## GIVEN INSTRUCTION
Return the records word for word. Any pictures in them are not part of the copy.

## Excerpt from a dataset

---*---

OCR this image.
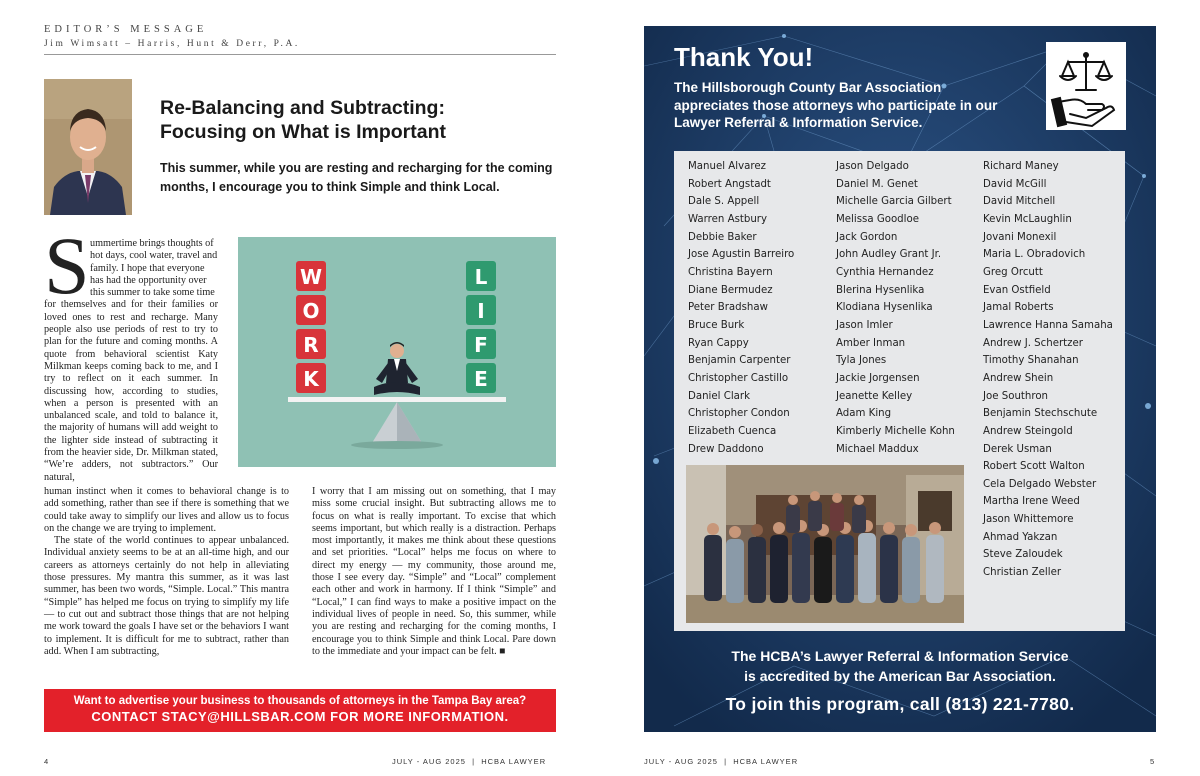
EDITOR’S MESSAGE
Jim Wimsatt – Harris, Hunt & Derr, P.A.
Re-Balancing and Subtracting:
Focusing on What is Important
This summer, while you are resting and recharging for the coming months, I encourage you to think Simple and think Local.
S ummertime brings thoughts of
hot days, cool water, travel and
family. I hope that everyone
has had the opportunity over
this summer to take some time
for themselves and for their families or loved ones to rest and recharge. Many people also use periods of rest to try to plan for the future and coming months. A quote from behavioral scientist Katy Milkman keeps coming back to me, and I try to reflect on it each summer. In discussing how, according to studies, when a person is presented with an unbalanced scale, and told to balance it, the majority of humans will add weight to the lighter side instead of subtracting it from the heavier side, Dr. Milkman stated, “We’re adders, not subtractors.” Our natural,
W
O
R
K
L
I
F
E
human instinct when it comes to behavioral change is to add something, rather than see if there is something that we could take away to simplify our lives and allow us to focus on the change we are trying to implement.
The state of the world continues to appear unbalanced. Individual anxiety seems to be at an all-time high, and our careers as attorneys certainly do not help in alleviating those pressures. My mantra this summer, as it was last summer, has been two words, “Simple. Local.” This mantra “Simple” has helped me focus on trying to simplify my life — to cut out and subtract those things that are not helping me work toward the goals I have set or the behaviors I want to implement. It is difficult for me to subtract, rather than add. When I am subtracting,
I worry that I am missing out on something, that I may miss some crucial insight. But subtracting allows me to focus on what is really important. To excise that which seems important, but which really is a distraction. Perhaps most importantly, it makes me think about these questions and set priorities. “Local” helps me focus on where to direct my energy — my community, those around me, those I see every day. “Simple” and “Local” complement each other and work in harmony. If I think “Simple” and “Local,” I can find ways to make a positive impact on the individual lives of people in need. So, this summer, while you are resting and recharging for the coming months, I encourage you to think Simple and think Local. Pare down to the immediate and your impact can be felt. ■
Want to advertise your business to thousands of attorneys in the Tampa Bay area?
CONTACT STACY@HILLSBAR.COM FOR MORE INFORMATION.
4	JULY - AUG 2025  |  HCBA LAWYER
Thank You!
The Hillsborough County Bar Association appreciates those attorneys who participate in our Lawyer Referral & Information Service.
Manuel Alvarez
Robert Angstadt
Dale S. Appell
Warren Astbury
Debbie Baker
Jose Agustin Barreiro
Christina Bayern
Diane Bermudez
Peter Bradshaw
Bruce Burk
Ryan Cappy
Benjamin Carpenter
Christopher Castillo
Daniel Clark
Christopher Condon
Elizabeth Cuenca
Drew Daddono
Jason Delgado
Daniel M. Genet
Michelle Garcia Gilbert
Melissa Goodloe
Jack Gordon
John Audley Grant Jr.
Cynthia Hernandez
Blerina Hysenlika
Klodiana Hysenlika
Jason Imler
Amber Inman
Tyla Jones
Jackie Jorgensen
Jeanette Kelley
Adam King
Kimberly Michelle Kohn
Michael Maddux
Richard Maney
David McGill
David Mitchell
Kevin McLaughlin
Jovani Monexil
Maria L. Obradovich
Greg Orcutt
Evan Ostfield
Jamal Roberts
Lawrence Hanna Samaha
Andrew J. Schertzer
Timothy Shanahan
Andrew Shein
Joe Southron
Benjamin Stechschute
Andrew Steingold
Derek Usman
Robert Scott Walton
Cela Delgado Webster
Martha Irene Weed
Jason Whittemore
Ahmad Yakzan
Steve Zaloudek
Christian Zeller
The HCBA’s Lawyer Referral & Information Service
is accredited by the American Bar Association.
To join this program, call (813) 221-7780.
JULY - AUG 2025  |  HCBA LAWYER	5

---*---

## RESPONSE TO THIS EXERCISE
OCR this image.
EDITOR’S MESSAGE
Jim Wimsatt – Harris, Hunt & Derr, P.A.
Re-Balancing and Subtracting:
Focusing on What is Important
This summer, while you are resting and recharging for the coming months, I encourage you to think Simple and think Local.
S ummertime brings thoughts of
hot days, cool water, travel and
family. I hope that everyone
has had the opportunity over
this summer to take some time
for themselves and for their families or loved ones to rest and recharge. Many people also use periods of rest to try to plan for the future and coming months. A quote from behavioral scientist Katy Milkman keeps coming back to me, and I try to reflect on it each summer. In discussing how, according to studies, when a person is presented with an unbalanced scale, and told to balance it, the majority of humans will add weight to the lighter side instead of subtracting it from the heavier side, Dr. Milkman stated, “We’re adders, not subtractors.” Our natural,
W
O
R
K
L
I
F
E
human instinct when it comes to behavioral change is to add something, rather than see if there is something that we could take away to simplify our lives and allow us to focus on the change we are trying to implement.
The state of the world continues to appear unbalanced. Individual anxiety seems to be at an all-time high, and our careers as attorneys certainly do not help in alleviating those pressures. My mantra this summer, as it was last summer, has been two words, “Simple. Local.” This mantra “Simple” has helped me focus on trying to simplify my life — to cut out and subtract those things that are not helping me work toward the goals I have set or the behaviors I want to implement. It is difficult for me to subtract, rather than add. When I am subtracting,
I worry that I am missing out on something, that I may miss some crucial insight. But subtracting allows me to focus on what is really important. To excise that which seems important, but which really is a distraction. Perhaps most importantly, it makes me think about these questions and set priorities. “Local” helps me focus on where to direct my energy — my community, those around me, those I see every day. “Simple” and “Local” complement each other and work in harmony. If I think “Simple” and “Local,” I can find ways to make a positive impact on the individual lives of people in need. So, this summer, while you are resting and recharging for the coming months, I encourage you to think Simple and think Local. Pare down to the immediate and your impact can be felt. ■
Want to advertise your business to thousands of attorneys in the Tampa Bay area?
CONTACT STACY@HILLSBAR.COM FOR MORE INFORMATION.
4	JULY - AUG 2025  |  HCBA LAWYER
Thank You!
The Hillsborough County Bar Association appreciates those attorneys who participate in our Lawyer Referral & Information Service.
Manuel Alvarez
Robert Angstadt
Dale S. Appell
Warren Astbury
Debbie Baker
Jose Agustin Barreiro
Christina Bayern
Diane Bermudez
Peter Bradshaw
Bruce Burk
Ryan Cappy
Benjamin Carpenter
Christopher Castillo
Daniel Clark
Christopher Condon
Elizabeth Cuenca
Drew Daddono
Jason Delgado
Daniel M. Genet
Michelle Garcia Gilbert
Melissa Goodloe
Jack Gordon
John Audley Grant Jr.
Cynthia Hernandez
Blerina Hysenlika
Klodiana Hysenlika
Jason Imler
Amber Inman
Tyla Jones
Jackie Jorgensen
Jeanette Kelley
Adam King
Kimberly Michelle Kohn
Michael Maddux
Richard Maney
David McGill
David Mitchell
Kevin McLaughlin
Jovani Monexil
Maria L. Obradovich
Greg Orcutt
Evan Ostfield
Jamal Roberts
Lawrence Hanna Samaha
Andrew J. Schertzer
Timothy Shanahan
Andrew Shein
Joe Southron
Benjamin Stechschute
Andrew Steingold
Derek Usman
Robert Scott Walton
Cela Delgado Webster
Martha Irene Weed
Jason Whittemore
Ahmad Yakzan
Steve Zaloudek
Christian Zeller
The HCBA’s Lawyer Referral & Information Service
is accredited by the American Bar Association.
To join this program, call (813) 221-7780.
JULY - AUG 2025  |  HCBA LAWYER	5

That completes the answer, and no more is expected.